Data lines
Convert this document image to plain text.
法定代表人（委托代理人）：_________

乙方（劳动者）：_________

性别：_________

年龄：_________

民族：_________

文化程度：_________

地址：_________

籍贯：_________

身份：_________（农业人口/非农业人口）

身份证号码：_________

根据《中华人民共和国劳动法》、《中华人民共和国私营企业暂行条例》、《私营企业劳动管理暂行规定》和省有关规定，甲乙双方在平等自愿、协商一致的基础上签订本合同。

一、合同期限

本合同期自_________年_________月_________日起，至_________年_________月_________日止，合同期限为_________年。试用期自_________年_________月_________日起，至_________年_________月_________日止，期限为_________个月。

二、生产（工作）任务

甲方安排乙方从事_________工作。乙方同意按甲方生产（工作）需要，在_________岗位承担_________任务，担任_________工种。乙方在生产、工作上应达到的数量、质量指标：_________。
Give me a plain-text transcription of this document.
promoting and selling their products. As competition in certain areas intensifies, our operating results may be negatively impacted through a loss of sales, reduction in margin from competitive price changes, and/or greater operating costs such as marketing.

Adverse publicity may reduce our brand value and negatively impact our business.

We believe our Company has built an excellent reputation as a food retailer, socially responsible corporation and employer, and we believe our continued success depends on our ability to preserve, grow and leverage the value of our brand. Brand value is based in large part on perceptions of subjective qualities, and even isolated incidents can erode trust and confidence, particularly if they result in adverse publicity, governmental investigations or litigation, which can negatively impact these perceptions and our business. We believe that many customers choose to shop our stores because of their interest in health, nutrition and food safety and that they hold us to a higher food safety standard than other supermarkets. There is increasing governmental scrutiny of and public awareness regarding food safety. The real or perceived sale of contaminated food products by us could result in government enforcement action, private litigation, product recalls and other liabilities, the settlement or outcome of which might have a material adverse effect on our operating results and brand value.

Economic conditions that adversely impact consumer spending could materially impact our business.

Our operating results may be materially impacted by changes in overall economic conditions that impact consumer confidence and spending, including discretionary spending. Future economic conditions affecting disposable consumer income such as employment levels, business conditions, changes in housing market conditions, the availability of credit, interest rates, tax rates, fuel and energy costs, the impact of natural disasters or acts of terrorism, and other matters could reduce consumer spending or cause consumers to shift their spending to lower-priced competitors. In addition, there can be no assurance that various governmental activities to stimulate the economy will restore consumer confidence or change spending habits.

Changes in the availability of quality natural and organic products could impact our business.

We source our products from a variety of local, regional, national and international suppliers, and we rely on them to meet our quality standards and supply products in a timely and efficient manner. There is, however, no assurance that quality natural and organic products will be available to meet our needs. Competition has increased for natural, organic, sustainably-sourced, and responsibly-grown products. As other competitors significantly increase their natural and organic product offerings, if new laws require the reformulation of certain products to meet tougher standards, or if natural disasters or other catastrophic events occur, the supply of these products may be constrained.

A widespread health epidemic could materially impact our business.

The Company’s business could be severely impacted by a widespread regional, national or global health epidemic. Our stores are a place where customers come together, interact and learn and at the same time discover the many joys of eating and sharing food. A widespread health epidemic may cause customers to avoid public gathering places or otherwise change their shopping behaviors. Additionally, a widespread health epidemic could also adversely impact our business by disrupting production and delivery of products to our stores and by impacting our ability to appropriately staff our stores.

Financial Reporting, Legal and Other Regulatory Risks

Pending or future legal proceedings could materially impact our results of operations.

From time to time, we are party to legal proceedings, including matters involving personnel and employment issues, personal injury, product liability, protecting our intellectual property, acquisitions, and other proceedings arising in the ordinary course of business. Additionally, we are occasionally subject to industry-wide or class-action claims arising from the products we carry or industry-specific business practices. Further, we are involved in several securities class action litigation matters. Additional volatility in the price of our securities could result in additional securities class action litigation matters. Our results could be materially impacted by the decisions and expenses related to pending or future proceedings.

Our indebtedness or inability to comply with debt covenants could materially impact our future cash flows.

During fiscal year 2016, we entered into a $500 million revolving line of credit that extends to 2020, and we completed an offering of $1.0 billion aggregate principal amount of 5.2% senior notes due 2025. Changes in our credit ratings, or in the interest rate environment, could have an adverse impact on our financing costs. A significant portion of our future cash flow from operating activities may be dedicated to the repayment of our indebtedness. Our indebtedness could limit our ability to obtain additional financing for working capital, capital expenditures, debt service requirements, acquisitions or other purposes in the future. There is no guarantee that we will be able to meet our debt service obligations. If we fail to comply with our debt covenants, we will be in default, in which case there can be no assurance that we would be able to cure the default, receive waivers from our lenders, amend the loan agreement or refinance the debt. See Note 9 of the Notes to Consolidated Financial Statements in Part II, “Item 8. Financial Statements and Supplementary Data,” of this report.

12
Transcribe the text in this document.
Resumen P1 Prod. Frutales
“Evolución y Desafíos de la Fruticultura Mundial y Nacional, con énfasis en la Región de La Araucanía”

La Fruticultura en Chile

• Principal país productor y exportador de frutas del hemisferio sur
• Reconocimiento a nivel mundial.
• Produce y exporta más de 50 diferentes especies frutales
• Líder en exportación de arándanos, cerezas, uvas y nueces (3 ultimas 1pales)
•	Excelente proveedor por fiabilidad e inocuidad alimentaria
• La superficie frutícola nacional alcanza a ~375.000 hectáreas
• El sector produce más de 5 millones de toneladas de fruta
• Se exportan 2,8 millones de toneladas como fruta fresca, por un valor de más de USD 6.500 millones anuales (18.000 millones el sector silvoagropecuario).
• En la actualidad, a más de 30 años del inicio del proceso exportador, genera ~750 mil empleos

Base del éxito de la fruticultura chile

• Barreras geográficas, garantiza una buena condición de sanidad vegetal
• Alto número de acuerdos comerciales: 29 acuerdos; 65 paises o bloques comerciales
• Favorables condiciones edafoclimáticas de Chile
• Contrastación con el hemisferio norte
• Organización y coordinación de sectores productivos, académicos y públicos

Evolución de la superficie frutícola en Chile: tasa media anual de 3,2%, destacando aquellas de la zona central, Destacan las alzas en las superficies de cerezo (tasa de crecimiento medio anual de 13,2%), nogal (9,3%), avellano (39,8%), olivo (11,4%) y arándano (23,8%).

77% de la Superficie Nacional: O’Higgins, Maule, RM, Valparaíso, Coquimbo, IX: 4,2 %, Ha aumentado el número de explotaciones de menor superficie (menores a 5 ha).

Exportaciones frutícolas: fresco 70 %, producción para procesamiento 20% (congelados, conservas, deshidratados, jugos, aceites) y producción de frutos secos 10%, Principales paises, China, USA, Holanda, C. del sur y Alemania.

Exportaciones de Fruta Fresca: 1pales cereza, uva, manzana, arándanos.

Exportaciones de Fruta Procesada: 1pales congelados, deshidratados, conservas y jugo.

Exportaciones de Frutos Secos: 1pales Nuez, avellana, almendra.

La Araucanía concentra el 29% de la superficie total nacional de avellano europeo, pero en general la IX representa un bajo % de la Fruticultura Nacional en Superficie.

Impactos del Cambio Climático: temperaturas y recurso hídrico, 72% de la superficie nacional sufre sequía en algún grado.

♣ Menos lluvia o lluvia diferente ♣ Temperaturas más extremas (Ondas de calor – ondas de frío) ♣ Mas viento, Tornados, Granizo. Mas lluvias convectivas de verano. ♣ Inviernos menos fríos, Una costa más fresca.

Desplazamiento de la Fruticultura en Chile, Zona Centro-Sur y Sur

Your goal
All of the entries should be written out again exactly.

Result
Convert this document image to plain text.
法定代表人（委托代理人）：_________

乙方（劳动者）：_________

性别：_________

年龄：_________

民族：_________

文化程度：_________

地址：_________

籍贯：_________

身份：_________（农业人口/非农业人口）

身份证号码：_________

根据《中华人民共和国劳动法》、《中华人民共和国私营企业暂行条例》、《私营企业劳动管理暂行规定》和省有关规定，甲乙双方在平等自愿、协商一致的基础上签订本合同。

一、合同期限

本合同期自_________年_________月_________日起，至_________年_________月_________日止，合同期限为_________年。试用期自_________年_________月_________日起，至_________年_________月_________日止，期限为_________个月。

二、生产（工作）任务

甲方安排乙方从事_________工作。乙方同意按甲方生产（工作）需要，在_________岗位承担_________任务，担任_________工种。乙方在生产、工作上应达到的数量、质量指标：_________。
Give me a plain-text transcription of this document.
promoting and selling their products. As competition in certain areas intensifies, our operating results may be negatively impacted through a loss of sales, reduction in margin from competitive price changes, and/or greater operating costs such as marketing.

Adverse publicity may reduce our brand value and negatively impact our business.

We believe our Company has built an excellent reputation as a food retailer, socially responsible corporation and employer, and we believe our continued success depends on our ability to preserve, grow and leverage the value of our brand. Brand value is based in large part on perceptions of subjective qualities, and even isolated incidents can erode trust and confidence, particularly if they result in adverse publicity, governmental investigations or litigation, which can negatively impact these perceptions and our business. We believe that many customers choose to shop our stores because of their interest in health, nutrition and food safety and that they hold us to a higher food safety standard than other supermarkets. There is increasing governmental scrutiny of and public awareness regarding food safety. The real or perceived sale of contaminated food products by us could result in government enforcement action, private litigation, product recalls and other liabilities, the settlement or outcome of which might have a material adverse effect on our operating results and brand value.

Economic conditions that adversely impact consumer spending could materially impact our business.

Our operating results may be materially impacted by changes in overall economic conditions that impact consumer confidence and spending, including discretionary spending. Future economic conditions affecting disposable consumer income such as employment levels, business conditions, changes in housing market conditions, the availability of credit, interest rates, tax rates, fuel and energy costs, the impact of natural disasters or acts of terrorism, and other matters could reduce consumer spending or cause consumers to shift their spending to lower-priced competitors. In addition, there can be no assurance that various governmental activities to stimulate the economy will restore consumer confidence or change spending habits.

Changes in the availability of quality natural and organic products could impact our business.

We source our products from a variety of local, regional, national and international suppliers, and we rely on them to meet our quality standards and supply products in a timely and efficient manner. There is, however, no assurance that quality natural and organic products will be available to meet our needs. Competition has increased for natural, organic, sustainably-sourced, and responsibly-grown products. As other competitors significantly increase their natural and organic product offerings, if new laws require the reformulation of certain products to meet tougher standards, or if natural disasters or other catastrophic events occur, the supply of these products may be constrained.

A widespread health epidemic could materially impact our business.

The Company’s business could be severely impacted by a widespread regional, national or global health epidemic. Our stores are a place where customers come together, interact and learn and at the same time discover the many joys of eating and sharing food. A widespread health epidemic may cause customers to avoid public gathering places or otherwise change their shopping behaviors. Additionally, a widespread health epidemic could also adversely impact our business by disrupting production and delivery of products to our stores and by impacting our ability to appropriately staff our stores.

Financial Reporting, Legal and Other Regulatory Risks

Pending or future legal proceedings could materially impact our results of operations.

From time to time, we are party to legal proceedings, including matters involving personnel and employment issues, personal injury, product liability, protecting our intellectual property, acquisitions, and other proceedings arising in the ordinary course of business. Additionally, we are occasionally subject to industry-wide or class-action claims arising from the products we carry or industry-specific business practices. Further, we are involved in several securities class action litigation matters. Additional volatility in the price of our securities could result in additional securities class action litigation matters. Our results could be materially impacted by the decisions and expenses related to pending or future proceedings.

Our indebtedness or inability to comply with debt covenants could materially impact our future cash flows.

During fiscal year 2016, we entered into a $500 million revolving line of credit that extends to 2020, and we completed an offering of $1.0 billion aggregate principal amount of 5.2% senior notes due 2025. Changes in our credit ratings, or in the interest rate environment, could have an adverse impact on our financing costs. A significant portion of our future cash flow from operating activities may be dedicated to the repayment of our indebtedness. Our indebtedness could limit our ability to obtain additional financing for working capital, capital expenditures, debt service requirements, acquisitions or other purposes in the future. There is no guarantee that we will be able to meet our debt service obligations. If we fail to comply with our debt covenants, we will be in default, in which case there can be no assurance that we would be able to cure the default, receive waivers from our lenders, amend the loan agreement or refinance the debt. See Note 9 of the Notes to Consolidated Financial Statements in Part II, “Item 8. Financial Statements and Supplementary Data,” of this report.

12
Transcribe the text in this document.
Resumen P1 Prod. Frutales
“Evolución y Desafíos de la Fruticultura Mundial y Nacional, con énfasis en la Región de La Araucanía”

La Fruticultura en Chile

• Principal país productor y exportador de frutas del hemisferio sur
• Reconocimiento a nivel mundial.
• Produce y exporta más de 50 diferentes especies frutales
• Líder en exportación de arándanos, cerezas, uvas y nueces (3 ultimas 1pales)
•	Excelente proveedor por fiabilidad e inocuidad alimentaria
• La superficie frutícola nacional alcanza a ~375.000 hectáreas
• El sector produce más de 5 millones de toneladas de fruta
• Se exportan 2,8 millones de toneladas como fruta fresca, por un valor de más de USD 6.500 millones anuales (18.000 millones el sector silvoagropecuario).
• En la actualidad, a más de 30 años del inicio del proceso exportador, genera ~750 mil empleos

Base del éxito de la fruticultura chile

• Barreras geográficas, garantiza una buena condición de sanidad vegetal
• Alto número de acuerdos comerciales: 29 acuerdos; 65 paises o bloques comerciales
• Favorables condiciones edafoclimáticas de Chile
• Contrastación con el hemisferio norte
• Organización y coordinación de sectores productivos, académicos y públicos

Evolución de la superficie frutícola en Chile: tasa media anual de 3,2%, destacando aquellas de la zona central, Destacan las alzas en las superficies de cerezo (tasa de crecimiento medio anual de 13,2%), nogal (9,3%), avellano (39,8%), olivo (11,4%) y arándano (23,8%).

77% de la Superficie Nacional: O’Higgins, Maule, RM, Valparaíso, Coquimbo, IX: 4,2 %, Ha aumentado el número de explotaciones de menor superficie (menores a 5 ha).

Exportaciones frutícolas: fresco 70 %, producción para procesamiento 20% (congelados, conservas, deshidratados, jugos, aceites) y producción de frutos secos 10%, Principales paises, China, USA, Holanda, C. del sur y Alemania.

Exportaciones de Fruta Fresca: 1pales cereza, uva, manzana, arándanos.

Exportaciones de Fruta Procesada: 1pales congelados, deshidratados, conservas y jugo.

Exportaciones de Frutos Secos: 1pales Nuez, avellana, almendra.

La Araucanía concentra el 29% de la superficie total nacional de avellano europeo, pero en general la IX representa un bajo % de la Fruticultura Nacional en Superficie.

Impactos del Cambio Climático: temperaturas y recurso hídrico, 72% de la superficie nacional sufre sequía en algún grado.

♣ Menos lluvia o lluvia diferente ♣ Temperaturas más extremas (Ondas de calor – ondas de frío) ♣ Mas viento, Tornados, Granizo. Mas lluvias convectivas de verano. ♣ Inviernos menos fríos, Una costa más fresca.

Desplazamiento de la Fruticultura en Chile, Zona Centro-Sur y Sur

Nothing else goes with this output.